● **Entries with figure data**
********

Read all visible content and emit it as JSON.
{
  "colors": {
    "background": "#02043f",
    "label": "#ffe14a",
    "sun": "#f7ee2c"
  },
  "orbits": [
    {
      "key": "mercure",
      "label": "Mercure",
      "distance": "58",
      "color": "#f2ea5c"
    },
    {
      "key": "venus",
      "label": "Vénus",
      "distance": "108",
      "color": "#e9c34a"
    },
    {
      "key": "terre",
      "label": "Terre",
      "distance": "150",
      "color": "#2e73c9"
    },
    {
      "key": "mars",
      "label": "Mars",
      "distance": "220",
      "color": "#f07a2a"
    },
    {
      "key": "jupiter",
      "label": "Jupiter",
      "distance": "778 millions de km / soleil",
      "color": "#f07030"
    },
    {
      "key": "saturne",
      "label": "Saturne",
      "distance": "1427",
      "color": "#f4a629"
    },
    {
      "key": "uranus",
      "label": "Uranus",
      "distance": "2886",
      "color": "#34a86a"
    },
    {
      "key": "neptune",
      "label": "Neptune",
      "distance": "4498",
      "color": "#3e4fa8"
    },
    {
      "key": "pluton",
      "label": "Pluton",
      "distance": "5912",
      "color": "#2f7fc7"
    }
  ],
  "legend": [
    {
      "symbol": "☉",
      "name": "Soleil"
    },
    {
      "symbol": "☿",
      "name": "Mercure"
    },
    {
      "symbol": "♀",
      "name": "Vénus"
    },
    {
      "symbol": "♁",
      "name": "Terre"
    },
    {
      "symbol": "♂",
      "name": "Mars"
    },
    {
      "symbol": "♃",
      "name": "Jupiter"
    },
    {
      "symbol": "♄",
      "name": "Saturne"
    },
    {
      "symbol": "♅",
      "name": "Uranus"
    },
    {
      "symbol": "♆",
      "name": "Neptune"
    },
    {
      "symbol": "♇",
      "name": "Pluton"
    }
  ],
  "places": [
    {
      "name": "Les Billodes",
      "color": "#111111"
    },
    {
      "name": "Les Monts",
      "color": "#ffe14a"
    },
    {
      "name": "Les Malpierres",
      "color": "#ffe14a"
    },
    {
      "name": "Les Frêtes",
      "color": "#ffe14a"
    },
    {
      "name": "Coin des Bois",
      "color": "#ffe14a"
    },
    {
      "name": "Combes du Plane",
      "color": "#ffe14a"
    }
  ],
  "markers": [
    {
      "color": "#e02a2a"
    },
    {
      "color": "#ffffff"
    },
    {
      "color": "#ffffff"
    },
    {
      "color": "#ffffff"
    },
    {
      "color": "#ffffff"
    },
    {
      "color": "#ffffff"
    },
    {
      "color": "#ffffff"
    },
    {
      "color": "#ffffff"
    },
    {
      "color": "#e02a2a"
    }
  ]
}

********

● **DIRECTION**
In the entries above, find lines with "distance" and copy each.

● **ANSWER TO THIS PROBLEM**
      "distance": "58",
      "distance": "108",
      "distance": "150",
      "distance": "220",
      "distance": "778 millions de km / soleil",
      "distance": "1427",
      "distance": "2886",
      "distance": "4498",
      "distance": "5912",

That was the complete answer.